_Task statement_. Leave out the pictures and repeat exactly the lines from the one containing "Extract the structured" through the end of the records.

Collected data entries
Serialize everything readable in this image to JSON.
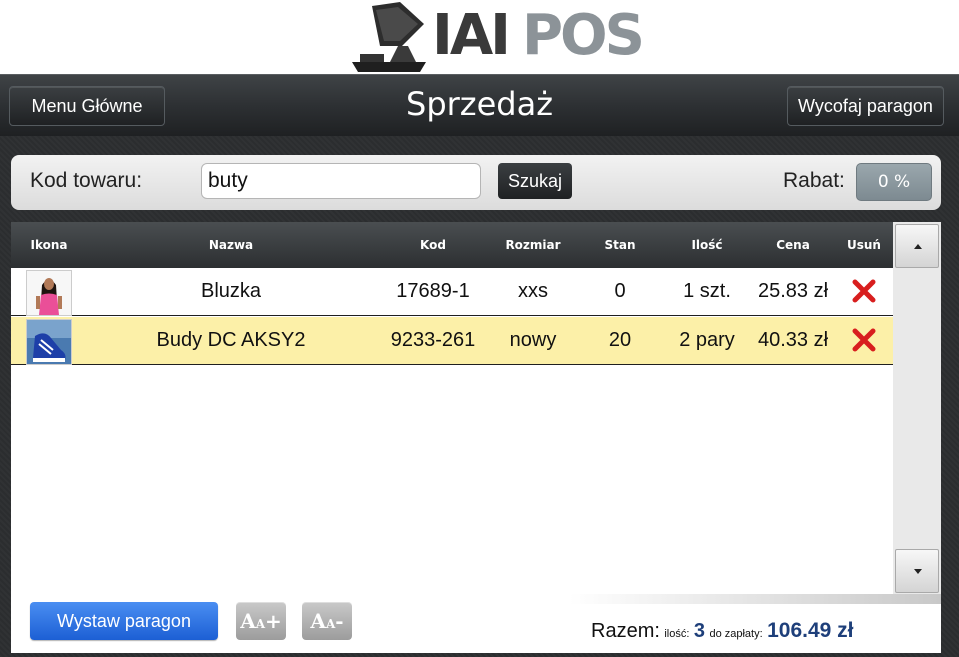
{
  "logo": {
    "part1": "IAI",
    "part2": "POS"
  },
  "header": {
    "title": "Sprzedaż",
    "menu_label": "Menu Główne",
    "withdraw_label": "Wycofaj paragon"
  },
  "search": {
    "code_label": "Kod towaru:",
    "value": "buty",
    "button_label": "Szukaj",
    "discount_label": "Rabat:",
    "discount_value": "0 %"
  },
  "table": {
    "columns": [
      "Ikona",
      "Nazwa",
      "Kod",
      "Rozmiar",
      "Stan",
      "Ilość",
      "Cena",
      "Usuń"
    ],
    "rows": [
      {
        "icon": "product-thumb-woman-pink-blouse",
        "name": "Bluzka",
        "code": "17689-1",
        "size": "xxs",
        "stock": "0",
        "qty": "1 szt.",
        "price": "25.83 zł",
        "selected": false
      },
      {
        "icon": "product-thumb-blue-shoe",
        "name": "Budy DC AKSY2",
        "code": "9233-261",
        "size": "nowy",
        "stock": "20",
        "qty": "2 pary",
        "price": "40.33 zł",
        "selected": true
      }
    ]
  },
  "footer": {
    "issue_label": "Wystaw paragon",
    "font_increase": {
      "big": "A",
      "small": "A",
      "sign": "+"
    },
    "font_decrease": {
      "big": "A",
      "small": "A",
      "sign": "-"
    },
    "total_label": "Razem:",
    "qty_label": "ilość:",
    "qty_value": "3",
    "pay_label": "do zapłaty:",
    "pay_value": "106.49 zł"
  },
  "colors": {
    "selected_row": "#fcf0a8",
    "primary_button": "#2a6fe0",
    "delete_icon": "#d81e1e",
    "total_text": "#1e3f7a"
  }
}
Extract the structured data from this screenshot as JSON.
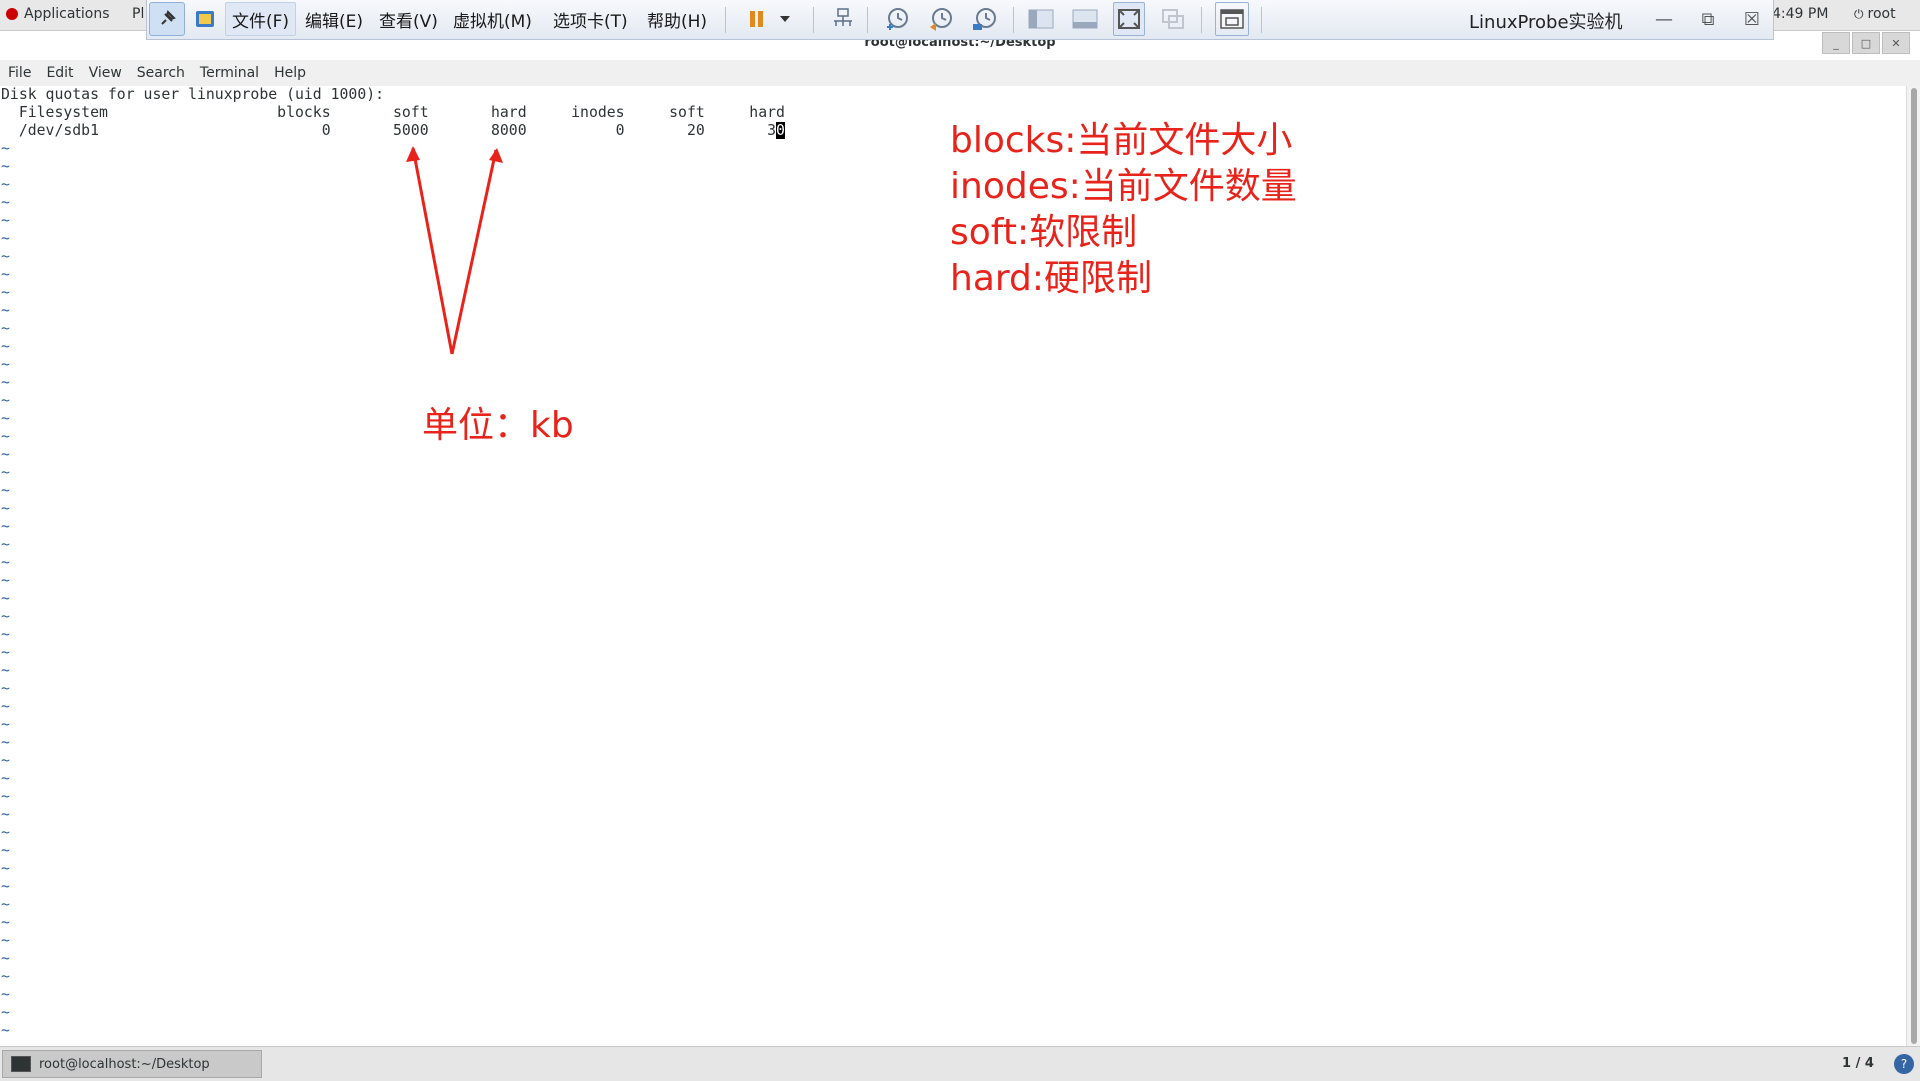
{
  "gnome_bar": {
    "applications": "Applications",
    "places_fragment": "Pl",
    "clock": "4:49 PM",
    "user": "root"
  },
  "vmware_toolbar": {
    "menus": [
      "文件(F)",
      "编辑(E)",
      "查看(V)",
      "虚拟机(M)",
      "选项卡(T)",
      "帮助(H)"
    ],
    "vm_title": "LinuxProbe实验机"
  },
  "terminal": {
    "window_title": "root@localhost:~/Desktop",
    "menubar": [
      "File",
      "Edit",
      "View",
      "Search",
      "Terminal",
      "Help"
    ],
    "header_line": "Disk quotas for user linuxprobe (uid 1000):",
    "columns_line": "  Filesystem                   blocks       soft       hard     inodes     soft     hard",
    "row_prefix": "  /dev/sdb1                         0       5000       8000          0       20       3",
    "row_cursor_char": "0",
    "tilde_count": 50
  },
  "annotations": {
    "legend": [
      "blocks:当前文件大小",
      "inodes:当前文件数量",
      "soft:软限制",
      "hard:硬限制"
    ],
    "unit": "单位：kb",
    "color": "#e8231b"
  },
  "taskbar": {
    "task_label": "root@localhost:~/Desktop",
    "workspace": "1 / 4",
    "help_glyph": "?"
  }
}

_Answer for this exercise_.
Extract the structured data from this screenshot as JSON.
{
  "gnome_bar": {
    "applications": "Applications",
    "places_fragment": "Pl",
    "clock": "4:49 PM",
    "user": "root"
  },
  "vmware_toolbar": {
    "menus": [
      "文件(F)",
      "编辑(E)",
      "查看(V)",
      "虚拟机(M)",
      "选项卡(T)",
      "帮助(H)"
    ],
    "vm_title": "LinuxProbe实验机"
  },
  "terminal": {
    "window_title": "root@localhost:~/Desktop",
    "menubar": [
      "File",
      "Edit",
      "View",
      "Search",
      "Terminal",
      "Help"
    ],
    "header_line": "Disk quotas for user linuxprobe (uid 1000):",
    "columns_line": "  Filesystem                   blocks       soft       hard     inodes     soft     hard",
    "row_prefix": "  /dev/sdb1                         0       5000       8000          0       20       3",
    "row_cursor_char": "0",
    "tilde_count": 50
  },
  "annotations": {
    "legend": [
      "blocks:当前文件大小",
      "inodes:当前文件数量",
      "soft:软限制",
      "hard:硬限制"
    ],
    "unit": "单位：kb",
    "color": "#e8231b"
  },
  "taskbar": {
    "task_label": "root@localhost:~/Desktop",
    "workspace": "1 / 4",
    "help_glyph": "?"
  }
}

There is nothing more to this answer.